**Goal:** What follows is a set of records; repeat all of them exactly.

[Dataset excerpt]
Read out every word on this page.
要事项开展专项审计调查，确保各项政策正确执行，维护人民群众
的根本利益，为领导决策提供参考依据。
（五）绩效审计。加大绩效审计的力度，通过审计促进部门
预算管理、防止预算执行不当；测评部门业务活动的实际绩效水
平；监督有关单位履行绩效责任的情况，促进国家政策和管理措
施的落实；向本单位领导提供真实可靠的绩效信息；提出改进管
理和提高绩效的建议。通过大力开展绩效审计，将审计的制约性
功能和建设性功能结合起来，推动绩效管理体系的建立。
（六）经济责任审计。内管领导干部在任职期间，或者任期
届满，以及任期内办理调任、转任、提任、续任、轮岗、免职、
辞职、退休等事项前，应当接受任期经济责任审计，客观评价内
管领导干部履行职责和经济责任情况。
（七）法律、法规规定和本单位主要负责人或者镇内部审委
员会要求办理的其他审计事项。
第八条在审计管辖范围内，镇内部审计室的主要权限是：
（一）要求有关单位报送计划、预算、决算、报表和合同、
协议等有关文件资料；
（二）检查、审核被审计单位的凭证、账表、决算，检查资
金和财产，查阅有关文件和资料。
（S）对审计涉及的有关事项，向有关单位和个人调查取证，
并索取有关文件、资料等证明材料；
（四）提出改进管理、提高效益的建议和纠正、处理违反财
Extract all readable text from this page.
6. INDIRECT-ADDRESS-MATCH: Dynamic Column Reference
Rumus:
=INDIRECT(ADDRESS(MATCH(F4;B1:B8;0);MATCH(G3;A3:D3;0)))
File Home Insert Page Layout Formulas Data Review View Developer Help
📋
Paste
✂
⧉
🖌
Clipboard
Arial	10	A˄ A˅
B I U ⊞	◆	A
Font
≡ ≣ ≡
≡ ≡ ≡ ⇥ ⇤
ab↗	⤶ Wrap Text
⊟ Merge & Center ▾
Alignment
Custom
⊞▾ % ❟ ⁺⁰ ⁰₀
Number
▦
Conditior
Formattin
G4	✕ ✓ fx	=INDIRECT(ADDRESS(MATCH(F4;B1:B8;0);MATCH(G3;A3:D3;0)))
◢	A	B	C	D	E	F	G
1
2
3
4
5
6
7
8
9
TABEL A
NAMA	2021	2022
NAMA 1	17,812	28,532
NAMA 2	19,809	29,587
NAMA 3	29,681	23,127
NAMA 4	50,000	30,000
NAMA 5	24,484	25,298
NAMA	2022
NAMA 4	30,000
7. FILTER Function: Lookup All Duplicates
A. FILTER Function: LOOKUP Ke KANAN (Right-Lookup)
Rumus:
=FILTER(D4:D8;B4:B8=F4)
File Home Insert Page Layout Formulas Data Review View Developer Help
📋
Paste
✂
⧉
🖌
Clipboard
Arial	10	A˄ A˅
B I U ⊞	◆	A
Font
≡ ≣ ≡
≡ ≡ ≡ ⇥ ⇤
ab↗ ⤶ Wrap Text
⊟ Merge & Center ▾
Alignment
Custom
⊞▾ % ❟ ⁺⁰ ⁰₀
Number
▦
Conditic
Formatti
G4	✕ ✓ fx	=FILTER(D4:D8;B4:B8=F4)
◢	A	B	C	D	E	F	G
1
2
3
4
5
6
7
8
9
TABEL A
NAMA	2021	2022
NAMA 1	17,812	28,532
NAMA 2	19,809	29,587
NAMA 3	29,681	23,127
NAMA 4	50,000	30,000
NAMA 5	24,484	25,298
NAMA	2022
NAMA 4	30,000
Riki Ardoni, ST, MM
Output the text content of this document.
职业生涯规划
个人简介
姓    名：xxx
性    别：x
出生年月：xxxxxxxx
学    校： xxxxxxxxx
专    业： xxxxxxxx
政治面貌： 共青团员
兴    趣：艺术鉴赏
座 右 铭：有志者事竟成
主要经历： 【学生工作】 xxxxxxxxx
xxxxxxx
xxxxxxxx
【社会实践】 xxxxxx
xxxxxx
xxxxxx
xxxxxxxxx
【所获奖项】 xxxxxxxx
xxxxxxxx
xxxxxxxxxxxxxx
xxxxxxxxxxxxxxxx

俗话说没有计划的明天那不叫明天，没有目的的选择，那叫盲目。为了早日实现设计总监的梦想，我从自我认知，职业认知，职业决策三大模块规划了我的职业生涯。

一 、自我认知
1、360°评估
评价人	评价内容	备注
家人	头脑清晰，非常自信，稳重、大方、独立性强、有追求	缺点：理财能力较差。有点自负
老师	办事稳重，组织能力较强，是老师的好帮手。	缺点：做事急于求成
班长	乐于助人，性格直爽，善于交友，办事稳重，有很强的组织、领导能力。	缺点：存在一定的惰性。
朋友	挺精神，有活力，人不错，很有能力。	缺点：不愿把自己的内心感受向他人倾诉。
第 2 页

**Exercise output:**
Read out every word on this page.
要事项开展专项审计调查，确保各项政策正确执行，维护人民群众
的根本利益，为领导决策提供参考依据。
（五）绩效审计。加大绩效审计的力度，通过审计促进部门
预算管理、防止预算执行不当；测评部门业务活动的实际绩效水
平；监督有关单位履行绩效责任的情况，促进国家政策和管理措
施的落实；向本单位领导提供真实可靠的绩效信息；提出改进管
理和提高绩效的建议。通过大力开展绩效审计，将审计的制约性
功能和建设性功能结合起来，推动绩效管理体系的建立。
（六）经济责任审计。内管领导干部在任职期间，或者任期
届满，以及任期内办理调任、转任、提任、续任、轮岗、免职、
辞职、退休等事项前，应当接受任期经济责任审计，客观评价内
管领导干部履行职责和经济责任情况。
（七）法律、法规规定和本单位主要负责人或者镇内部审委
员会要求办理的其他审计事项。
第八条在审计管辖范围内，镇内部审计室的主要权限是：
（一）要求有关单位报送计划、预算、决算、报表和合同、
协议等有关文件资料；
（二）检查、审核被审计单位的凭证、账表、决算，检查资
金和财产，查阅有关文件和资料。
（S）对审计涉及的有关事项，向有关单位和个人调查取证，
并索取有关文件、资料等证明材料；
（四）提出改进管理、提高效益的建议和纠正、处理违反财
Extract all readable text from this page.
6. INDIRECT-ADDRESS-MATCH: Dynamic Column Reference
Rumus:
=INDIRECT(ADDRESS(MATCH(F4;B1:B8;0);MATCH(G3;A3:D3;0)))
File Home Insert Page Layout Formulas Data Review View Developer Help
📋
Paste
✂
⧉
🖌
Clipboard
Arial	10	A˄ A˅
B I U ⊞	◆	A
Font
≡ ≣ ≡
≡ ≡ ≡ ⇥ ⇤
ab↗	⤶ Wrap Text
⊟ Merge & Center ▾
Alignment
Custom
⊞▾ % ❟ ⁺⁰ ⁰₀
Number
▦
Conditior
Formattin
G4	✕ ✓ fx	=INDIRECT(ADDRESS(MATCH(F4;B1:B8;0);MATCH(G3;A3:D3;0)))
◢	A	B	C	D	E	F	G
1
2
3
4
5
6
7
8
9
TABEL A
NAMA	2021	2022
NAMA 1	17,812	28,532
NAMA 2	19,809	29,587
NAMA 3	29,681	23,127
NAMA 4	50,000	30,000
NAMA 5	24,484	25,298
NAMA	2022
NAMA 4	30,000
7. FILTER Function: Lookup All Duplicates
A. FILTER Function: LOOKUP Ke KANAN (Right-Lookup)
Rumus:
=FILTER(D4:D8;B4:B8=F4)
File Home Insert Page Layout Formulas Data Review View Developer Help
📋
Paste
✂
⧉
🖌
Clipboard
Arial	10	A˄ A˅
B I U ⊞	◆	A
Font
≡ ≣ ≡
≡ ≡ ≡ ⇥ ⇤
ab↗ ⤶ Wrap Text
⊟ Merge & Center ▾
Alignment
Custom
⊞▾ % ❟ ⁺⁰ ⁰₀
Number
▦
Conditic
Formatti
G4	✕ ✓ fx	=FILTER(D4:D8;B4:B8=F4)
◢	A	B	C	D	E	F	G
1
2
3
4
5
6
7
8
9
TABEL A
NAMA	2021	2022
NAMA 1	17,812	28,532
NAMA 2	19,809	29,587
NAMA 3	29,681	23,127
NAMA 4	50,000	30,000
NAMA 5	24,484	25,298
NAMA	2022
NAMA 4	30,000
Riki Ardoni, ST, MM
Output the text content of this document.
职业生涯规划
个人简介
姓    名：xxx
性    别：x
出生年月：xxxxxxxx
学    校： xxxxxxxxx
专    业： xxxxxxxx
政治面貌： 共青团员
兴    趣：艺术鉴赏
座 右 铭：有志者事竟成
主要经历： 【学生工作】 xxxxxxxxx
xxxxxxx
xxxxxxxx
【社会实践】 xxxxxx
xxxxxx
xxxxxx
xxxxxxxxx
【所获奖项】 xxxxxxxx
xxxxxxxx
xxxxxxxxxxxxxx
xxxxxxxxxxxxxxxx

俗话说没有计划的明天那不叫明天，没有目的的选择，那叫盲目。为了早日实现设计总监的梦想，我从自我认知，职业认知，职业决策三大模块规划了我的职业生涯。

一 、自我认知
1、360°评估
评价人	评价内容	备注
家人	头脑清晰，非常自信，稳重、大方、独立性强、有追求	缺点：理财能力较差。有点自负
老师	办事稳重，组织能力较强，是老师的好帮手。	缺点：做事急于求成
班长	乐于助人，性格直爽，善于交友，办事稳重，有很强的组织、领导能力。	缺点：存在一定的惰性。
朋友	挺精神，有活力，人不错，很有能力。	缺点：不愿把自己的内心感受向他人倾诉。
第 2 页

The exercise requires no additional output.